**WHAT TO PRODUCE**
All of the records listed below should be retyped exactly.

**Stored data**
* BEGIN *
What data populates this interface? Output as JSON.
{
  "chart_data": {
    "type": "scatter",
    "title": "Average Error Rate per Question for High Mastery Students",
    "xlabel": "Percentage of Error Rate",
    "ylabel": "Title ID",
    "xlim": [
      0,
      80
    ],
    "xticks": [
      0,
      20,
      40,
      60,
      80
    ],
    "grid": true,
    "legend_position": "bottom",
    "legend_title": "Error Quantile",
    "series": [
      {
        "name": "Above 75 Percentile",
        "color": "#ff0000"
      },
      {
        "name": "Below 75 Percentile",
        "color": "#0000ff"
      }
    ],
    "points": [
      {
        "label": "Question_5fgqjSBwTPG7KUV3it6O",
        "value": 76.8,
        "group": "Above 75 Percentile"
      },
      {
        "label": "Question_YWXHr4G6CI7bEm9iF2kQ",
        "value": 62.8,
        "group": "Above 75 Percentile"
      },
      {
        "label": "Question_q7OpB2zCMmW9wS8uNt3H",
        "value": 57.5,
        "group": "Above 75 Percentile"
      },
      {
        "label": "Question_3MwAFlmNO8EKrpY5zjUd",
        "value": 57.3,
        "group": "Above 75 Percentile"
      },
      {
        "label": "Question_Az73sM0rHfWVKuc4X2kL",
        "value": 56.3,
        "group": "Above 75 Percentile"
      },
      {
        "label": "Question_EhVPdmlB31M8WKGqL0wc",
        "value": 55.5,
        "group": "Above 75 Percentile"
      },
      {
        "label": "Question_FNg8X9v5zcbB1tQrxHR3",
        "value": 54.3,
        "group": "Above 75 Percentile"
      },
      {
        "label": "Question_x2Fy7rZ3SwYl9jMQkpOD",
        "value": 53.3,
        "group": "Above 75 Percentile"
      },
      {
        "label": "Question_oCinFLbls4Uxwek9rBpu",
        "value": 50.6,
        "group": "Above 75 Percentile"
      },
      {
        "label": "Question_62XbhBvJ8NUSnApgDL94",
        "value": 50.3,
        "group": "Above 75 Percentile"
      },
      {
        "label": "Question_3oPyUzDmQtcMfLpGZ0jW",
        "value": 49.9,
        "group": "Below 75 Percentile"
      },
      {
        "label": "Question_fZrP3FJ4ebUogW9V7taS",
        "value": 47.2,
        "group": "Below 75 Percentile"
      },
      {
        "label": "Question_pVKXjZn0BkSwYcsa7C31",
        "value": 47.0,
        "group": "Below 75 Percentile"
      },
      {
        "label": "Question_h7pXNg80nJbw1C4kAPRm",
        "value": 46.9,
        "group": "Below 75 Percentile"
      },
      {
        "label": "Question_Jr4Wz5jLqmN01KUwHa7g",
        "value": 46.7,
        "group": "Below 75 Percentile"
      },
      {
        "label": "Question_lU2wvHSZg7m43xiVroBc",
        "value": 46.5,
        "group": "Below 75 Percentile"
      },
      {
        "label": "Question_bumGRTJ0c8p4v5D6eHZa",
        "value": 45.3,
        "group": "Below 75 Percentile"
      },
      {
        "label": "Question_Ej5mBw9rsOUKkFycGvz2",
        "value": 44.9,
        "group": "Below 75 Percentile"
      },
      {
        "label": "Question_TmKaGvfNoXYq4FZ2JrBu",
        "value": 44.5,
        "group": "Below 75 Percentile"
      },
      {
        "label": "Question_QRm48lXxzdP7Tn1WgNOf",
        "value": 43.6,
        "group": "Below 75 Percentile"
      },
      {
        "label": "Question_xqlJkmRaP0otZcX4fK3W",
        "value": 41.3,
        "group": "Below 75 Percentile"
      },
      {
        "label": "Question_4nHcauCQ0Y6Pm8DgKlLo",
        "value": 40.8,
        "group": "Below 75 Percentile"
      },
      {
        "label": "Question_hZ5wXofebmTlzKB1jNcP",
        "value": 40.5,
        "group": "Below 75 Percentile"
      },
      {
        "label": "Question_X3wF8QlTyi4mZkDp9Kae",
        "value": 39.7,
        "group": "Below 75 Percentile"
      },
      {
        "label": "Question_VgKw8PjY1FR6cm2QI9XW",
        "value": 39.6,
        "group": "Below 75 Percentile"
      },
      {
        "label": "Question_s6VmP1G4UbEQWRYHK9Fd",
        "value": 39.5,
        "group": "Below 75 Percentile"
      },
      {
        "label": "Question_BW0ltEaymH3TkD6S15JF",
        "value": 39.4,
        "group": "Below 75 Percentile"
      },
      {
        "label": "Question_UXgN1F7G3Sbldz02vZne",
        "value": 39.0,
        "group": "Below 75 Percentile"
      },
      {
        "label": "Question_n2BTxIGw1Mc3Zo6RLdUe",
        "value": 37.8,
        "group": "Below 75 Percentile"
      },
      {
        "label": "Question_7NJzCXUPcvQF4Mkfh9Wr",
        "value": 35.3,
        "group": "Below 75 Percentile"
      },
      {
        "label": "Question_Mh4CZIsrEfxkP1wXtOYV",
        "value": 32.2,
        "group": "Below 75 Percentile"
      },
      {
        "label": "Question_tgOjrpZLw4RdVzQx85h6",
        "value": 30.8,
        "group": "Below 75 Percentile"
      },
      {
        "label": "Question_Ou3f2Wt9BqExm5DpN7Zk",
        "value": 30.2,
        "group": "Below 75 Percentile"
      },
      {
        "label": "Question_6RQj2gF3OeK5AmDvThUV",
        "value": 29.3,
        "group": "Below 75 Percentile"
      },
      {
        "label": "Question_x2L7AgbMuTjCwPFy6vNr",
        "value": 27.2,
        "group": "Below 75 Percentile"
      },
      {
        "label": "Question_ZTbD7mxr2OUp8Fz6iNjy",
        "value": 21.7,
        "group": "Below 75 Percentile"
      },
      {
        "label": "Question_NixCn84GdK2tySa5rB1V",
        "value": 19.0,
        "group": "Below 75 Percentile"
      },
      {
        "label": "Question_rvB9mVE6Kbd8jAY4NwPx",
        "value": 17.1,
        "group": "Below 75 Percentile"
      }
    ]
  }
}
* END *
**SOLUTION FOR THIS PROBLEM**
What data populates this interface? Output as JSON.
{
  "chart_data": {
    "type": "scatter",
    "title": "Average Error Rate per Question for High Mastery Students",
    "xlabel": "Percentage of Error Rate",
    "ylabel": "Title ID",
    "xlim": [
      0,
      80
    ],
    "xticks": [
      0,
      20,
      40,
      60,
      80
    ],
    "grid": true,
    "legend_position": "bottom",
    "legend_title": "Error Quantile",
    "series": [
      {
        "name": "Above 75 Percentile",
        "color": "#ff0000"
      },
      {
        "name": "Below 75 Percentile",
        "color": "#0000ff"
      }
    ],
    "points": [
      {
        "label": "Question_5fgqjSBwTPG7KUV3it6O",
        "value": 76.8,
        "group": "Above 75 Percentile"
      },
      {
        "label": "Question_YWXHr4G6CI7bEm9iF2kQ",
        "value": 62.8,
        "group": "Above 75 Percentile"
      },
      {
        "label": "Question_q7OpB2zCMmW9wS8uNt3H",
        "value": 57.5,
        "group": "Above 75 Percentile"
      },
      {
        "label": "Question_3MwAFlmNO8EKrpY5zjUd",
        "value": 57.3,
        "group": "Above 75 Percentile"
      },
      {
        "label": "Question_Az73sM0rHfWVKuc4X2kL",
        "value": 56.3,
        "group": "Above 75 Percentile"
      },
      {
        "label": "Question_EhVPdmlB31M8WKGqL0wc",
        "value": 55.5,
        "group": "Above 75 Percentile"
      },
      {
        "label": "Question_FNg8X9v5zcbB1tQrxHR3",
        "value": 54.3,
        "group": "Above 75 Percentile"
      },
      {
        "label": "Question_x2Fy7rZ3SwYl9jMQkpOD",
        "value": 53.3,
        "group": "Above 75 Percentile"
      },
      {
        "label": "Question_oCinFLbls4Uxwek9rBpu",
        "value": 50.6,
        "group": "Above 75 Percentile"
      },
      {
        "label": "Question_62XbhBvJ8NUSnApgDL94",
        "value": 50.3,
        "group": "Above 75 Percentile"
      },
      {
        "label": "Question_3oPyUzDmQtcMfLpGZ0jW",
        "value": 49.9,
        "group": "Below 75 Percentile"
      },
      {
        "label": "Question_fZrP3FJ4ebUogW9V7taS",
        "value": 47.2,
        "group": "Below 75 Percentile"
      },
      {
        "label": "Question_pVKXjZn0BkSwYcsa7C31",
        "value": 47.0,
        "group": "Below 75 Percentile"
      },
      {
        "label": "Question_h7pXNg80nJbw1C4kAPRm",
        "value": 46.9,
        "group": "Below 75 Percentile"
      },
      {
        "label": "Question_Jr4Wz5jLqmN01KUwHa7g",
        "value": 46.7,
        "group": "Below 75 Percentile"
      },
      {
        "label": "Question_lU2wvHSZg7m43xiVroBc",
        "value": 46.5,
        "group": "Below 75 Percentile"
      },
      {
        "label": "Question_bumGRTJ0c8p4v5D6eHZa",
        "value": 45.3,
        "group": "Below 75 Percentile"
      },
      {
        "label": "Question_Ej5mBw9rsOUKkFycGvz2",
        "value": 44.9,
        "group": "Below 75 Percentile"
      },
      {
        "label": "Question_TmKaGvfNoXYq4FZ2JrBu",
        "value": 44.5,
        "group": "Below 75 Percentile"
      },
      {
        "label": "Question_QRm48lXxzdP7Tn1WgNOf",
        "value": 43.6,
        "group": "Below 75 Percentile"
      },
      {
        "label": "Question_xqlJkmRaP0otZcX4fK3W",
        "value": 41.3,
        "group": "Below 75 Percentile"
      },
      {
        "label": "Question_4nHcauCQ0Y6Pm8DgKlLo",
        "value": 40.8,
        "group": "Below 75 Percentile"
      },
      {
        "label": "Question_hZ5wXofebmTlzKB1jNcP",
        "value": 40.5,
        "group": "Below 75 Percentile"
      },
      {
        "label": "Question_X3wF8QlTyi4mZkDp9Kae",
        "value": 39.7,
        "group": "Below 75 Percentile"
      },
      {
        "label": "Question_VgKw8PjY1FR6cm2QI9XW",
        "value": 39.6,
        "group": "Below 75 Percentile"
      },
      {
        "label": "Question_s6VmP1G4UbEQWRYHK9Fd",
        "value": 39.5,
        "group": "Below 75 Percentile"
      },
      {
        "label": "Question_BW0ltEaymH3TkD6S15JF",
        "value": 39.4,
        "group": "Below 75 Percentile"
      },
      {
        "label": "Question_UXgN1F7G3Sbldz02vZne",
        "value": 39.0,
        "group": "Below 75 Percentile"
      },
      {
        "label": "Question_n2BTxIGw1Mc3Zo6RLdUe",
        "value": 37.8,
        "group": "Below 75 Percentile"
      },
      {
        "label": "Question_7NJzCXUPcvQF4Mkfh9Wr",
        "value": 35.3,
        "group": "Below 75 Percentile"
      },
      {
        "label": "Question_Mh4CZIsrEfxkP1wXtOYV",
        "value": 32.2,
        "group": "Below 75 Percentile"
      },
      {
        "label": "Question_tgOjrpZLw4RdVzQx85h6",
        "value": 30.8,
        "group": "Below 75 Percentile"
      },
      {
        "label": "Question_Ou3f2Wt9BqExm5DpN7Zk",
        "value": 30.2,
        "group": "Below 75 Percentile"
      },
      {
        "label": "Question_6RQj2gF3OeK5AmDvThUV",
        "value": 29.3,
        "group": "Below 75 Percentile"
      },
      {
        "label": "Question_x2L7AgbMuTjCwPFy6vNr",
        "value": 27.2,
        "group": "Below 75 Percentile"
      },
      {
        "label": "Question_ZTbD7mxr2OUp8Fz6iNjy",
        "value": 21.7,
        "group": "Below 75 Percentile"
      },
      {
        "label": "Question_NixCn84GdK2tySa5rB1V",
        "value": 19.0,
        "group": "Below 75 Percentile"
      },
      {
        "label": "Question_rvB9mVE6Kbd8jAY4NwPx",
        "value": 17.1,
        "group": "Below 75 Percentile"
      }
    ]
  }
}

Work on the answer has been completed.